* WHAT IS BEING ASKED
In the entries, find all lines that hold the word "tree" and copy them.
:: DATA ::
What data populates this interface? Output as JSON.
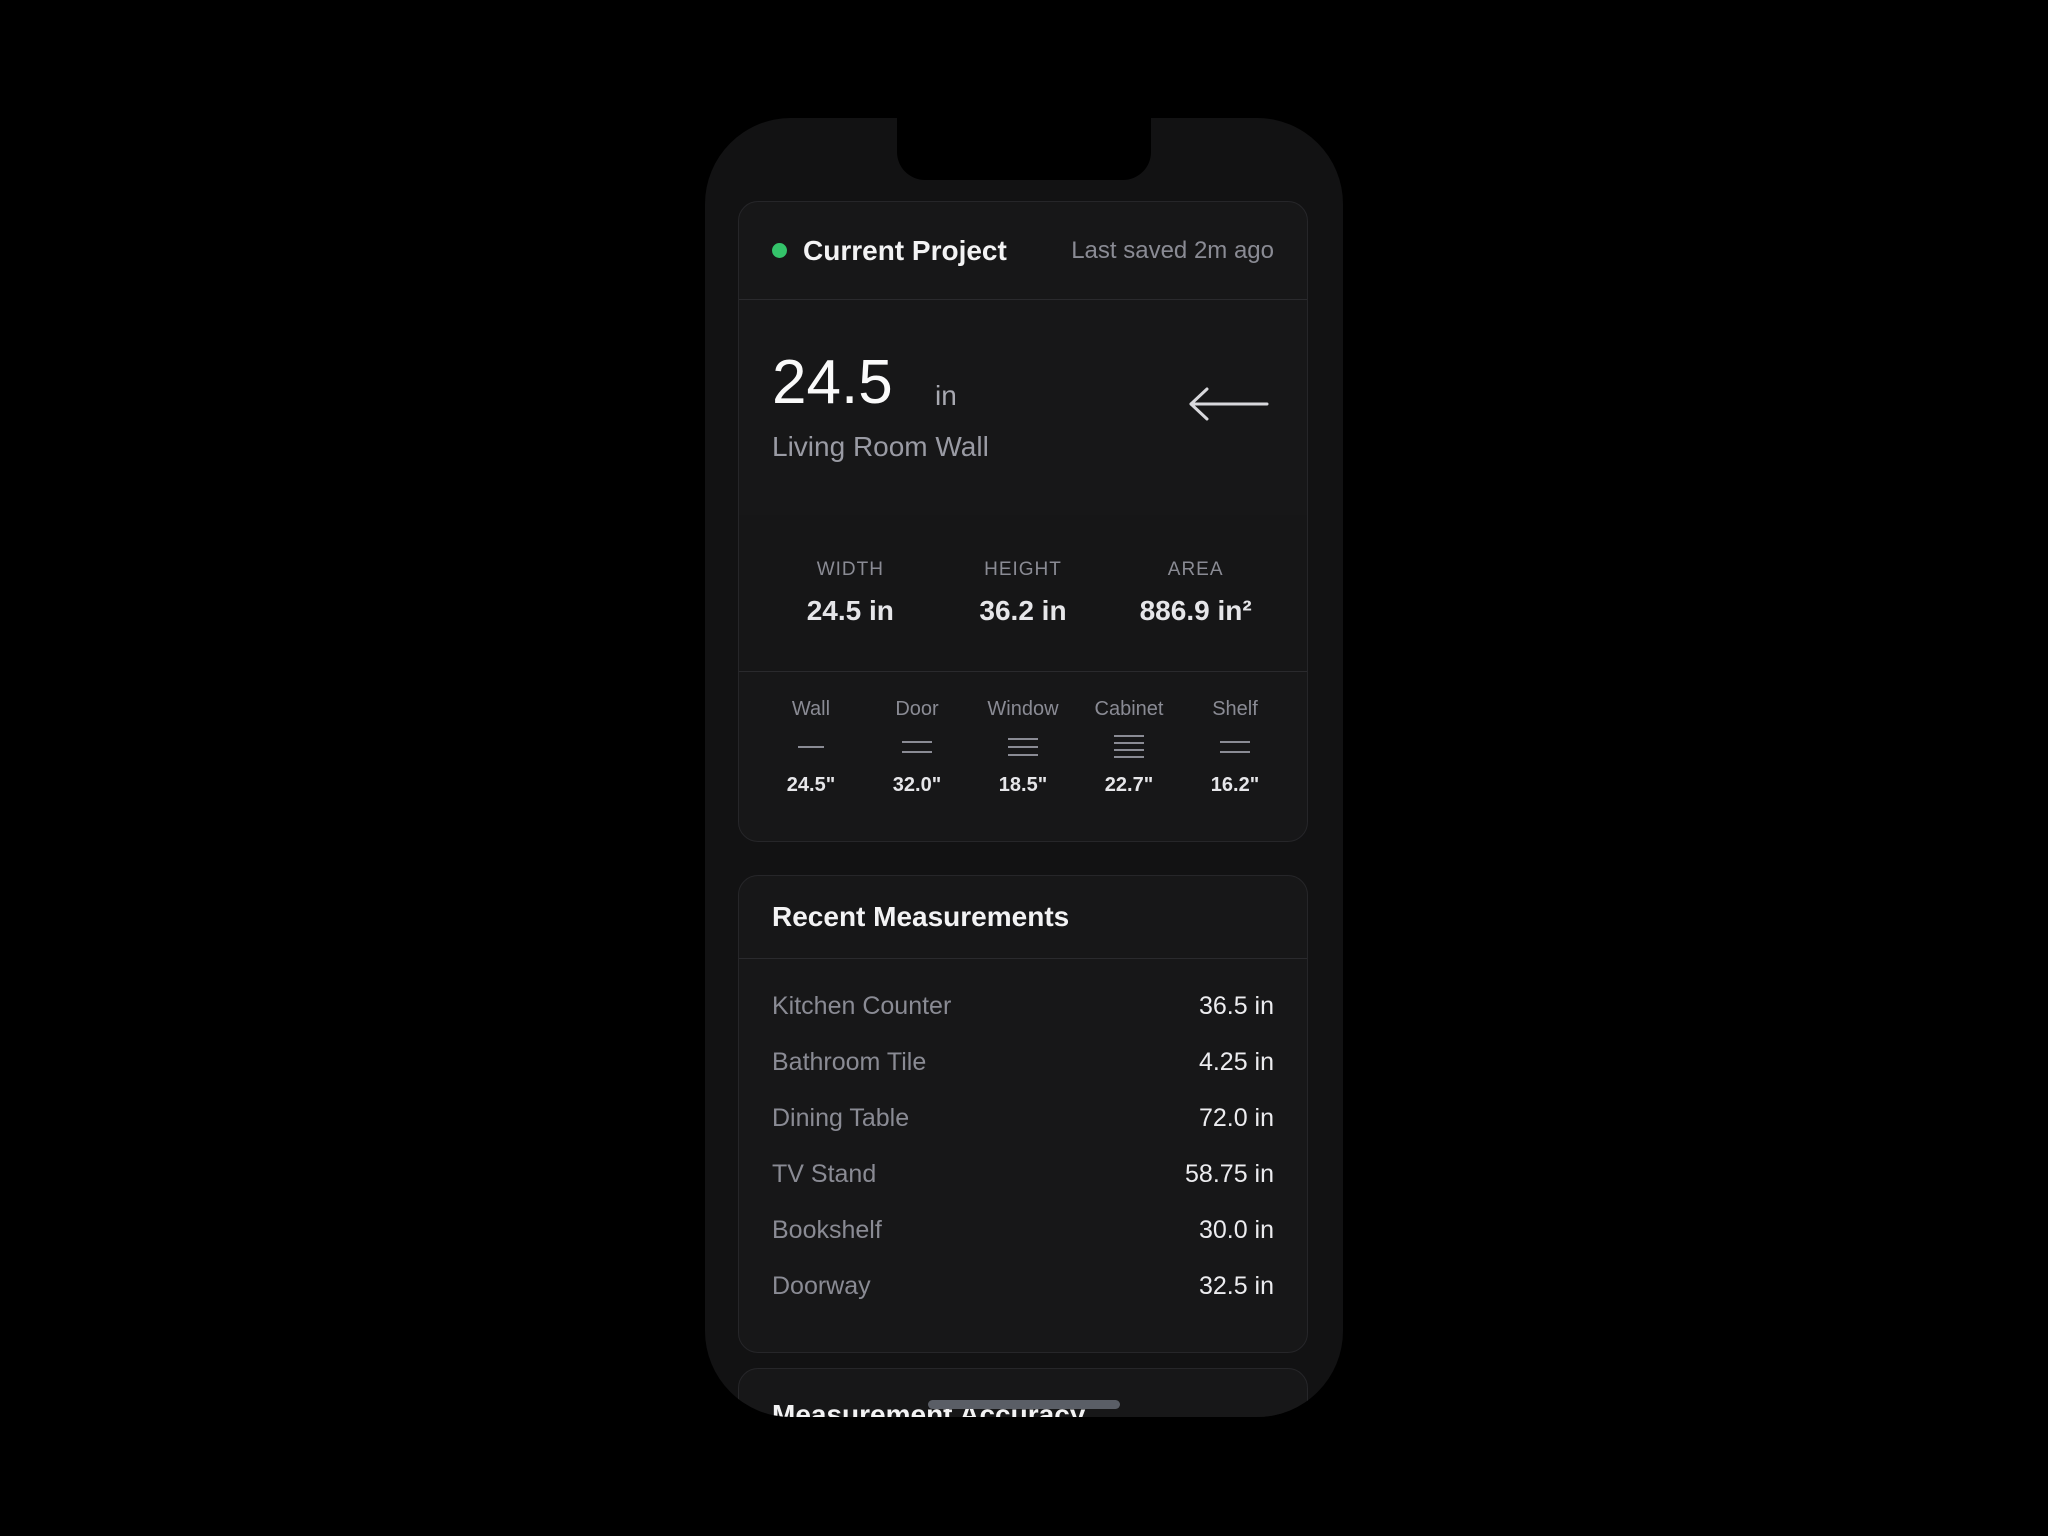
{
  "project": {
    "title": "Current Project",
    "saved": "Last saved 2m ago",
    "status_color": "#34c36a"
  },
  "current": {
    "value": "24.5",
    "unit": "in",
    "name": "Living Room Wall",
    "direction_icon": "arrow-left-icon"
  },
  "dimensions": [
    {
      "label": "WIDTH",
      "value": "24.5 in"
    },
    {
      "label": "HEIGHT",
      "value": "36.2 in"
    },
    {
      "label": "AREA",
      "value": "886.9 in²"
    }
  ],
  "types": [
    {
      "label": "Wall",
      "value": "24.5\"",
      "icon": "one-line-icon"
    },
    {
      "label": "Door",
      "value": "32.0\"",
      "icon": "two-lines-icon"
    },
    {
      "label": "Window",
      "value": "18.5\"",
      "icon": "three-lines-icon"
    },
    {
      "label": "Cabinet",
      "value": "22.7\"",
      "icon": "four-lines-icon"
    },
    {
      "label": "Shelf",
      "value": "16.2\"",
      "icon": "two-lines-icon"
    }
  ],
  "recent": {
    "title": "Recent Measurements",
    "items": [
      {
        "name": "Kitchen Counter",
        "value": "36.5 in"
      },
      {
        "name": "Bathroom Tile",
        "value": "4.25 in"
      },
      {
        "name": "Dining Table",
        "value": "72.0 in"
      },
      {
        "name": "TV Stand",
        "value": "58.75 in"
      },
      {
        "name": "Bookshelf",
        "value": "30.0 in"
      },
      {
        "name": "Doorway",
        "value": "32.5 in"
      }
    ]
  },
  "accuracy": {
    "title": "Measurement Accuracy"
  }
}
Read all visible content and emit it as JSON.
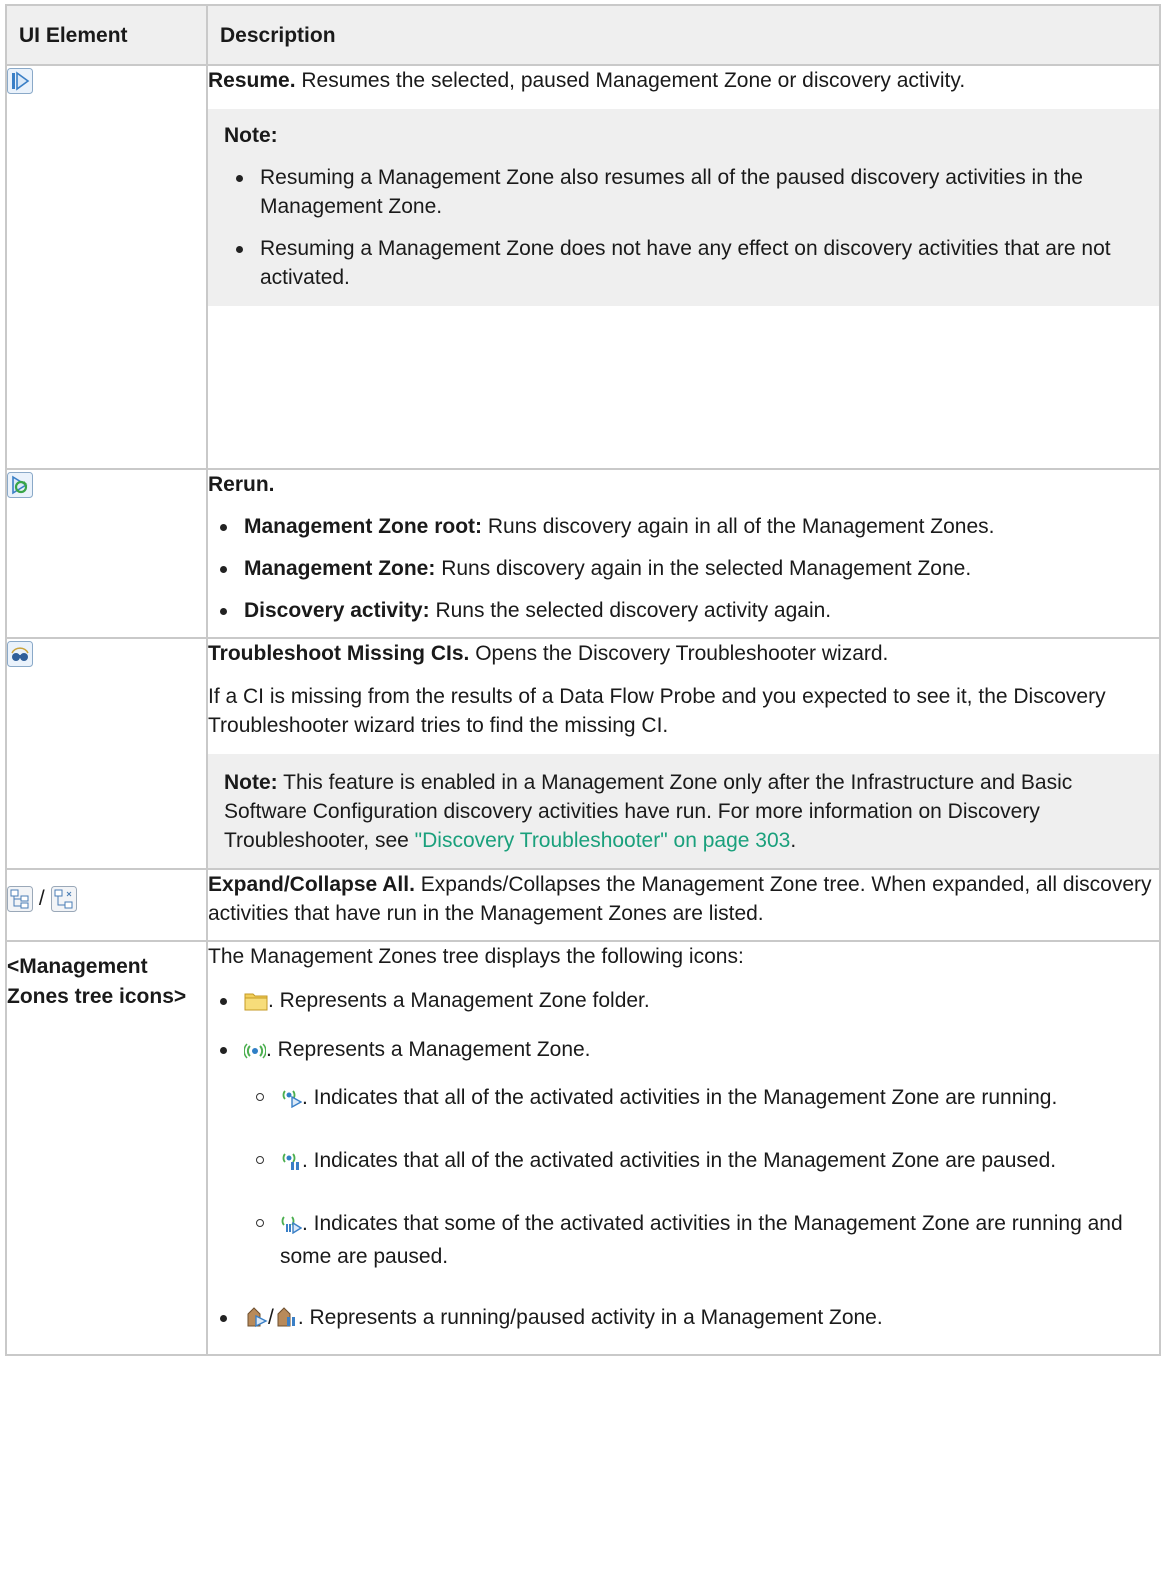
{
  "header": {
    "col1": "UI Element",
    "col2": "Description"
  },
  "rows": {
    "resume": {
      "title": "Resume.",
      "text": " Resumes the selected, paused Management Zone or discovery activity.",
      "note_label": "Note:",
      "note_items": [
        "Resuming a Management Zone also resumes all of the paused discovery activities in the Management Zone.",
        "Resuming a Management Zone does not have any effect on discovery activities that are not activated."
      ]
    },
    "rerun": {
      "title": "Rerun.",
      "items": [
        {
          "term": "Management Zone root:",
          "text": " Runs discovery again in all of the Management Zones."
        },
        {
          "term": "Management Zone:",
          "text": " Runs discovery again in the selected Management Zone."
        },
        {
          "term": "Discovery activity:",
          "text": " Runs the selected discovery activity again."
        }
      ]
    },
    "troubleshoot": {
      "title": "Troubleshoot Missing CIs.",
      "text": " Opens the Discovery Troubleshooter wizard.",
      "para": "If a CI is missing from the results of a Data Flow Probe and you expected to see it, the Discovery Troubleshooter wizard tries to find the missing CI.",
      "note_label": "Note:",
      "note_text": " This feature is enabled in a Management Zone only after the Infrastructure and Basic Software Configuration discovery activities have run. For more information on Discovery Troubleshooter, see ",
      "note_link": "\"Discovery Troubleshooter\" on page 303",
      "note_end": "."
    },
    "expand": {
      "separator": " / ",
      "title": "Expand/Collapse All.",
      "text": " Expands/Collapses the Management Zone tree. When expanded, all discovery activities that have run in the Management Zones are listed."
    },
    "tree": {
      "label": "<Management Zones tree icons>",
      "intro": "The Management Zones tree displays the following icons:",
      "folder_text": ". Represents a Management Zone folder.",
      "zone_text": ". Represents a Management Zone.",
      "sub": [
        ". Indicates that all of the activated activities in the Management Zone are running.",
        ". Indicates that all of the activated activities in the Management Zone are paused.",
        ". Indicates that some of the activated activities in the Management Zone are running and some are paused."
      ],
      "activity_sep": "/",
      "activity_text": ". Represents a running/paused activity in a Management Zone."
    }
  },
  "colors": {
    "header_bg": "#efefef",
    "border": "#c9c9c9",
    "link": "#1aa07c",
    "note_bg": "#efefef"
  }
}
:::
* FULL OUTPUT
      "text": " Expands/Collapses the Management Zone tree. When expanded, all discovery activities that have run in the Management Zones are listed."
    "tree": {
      "label": "<Management Zones tree icons>",
      "intro": "The Management Zones tree displays the following icons:",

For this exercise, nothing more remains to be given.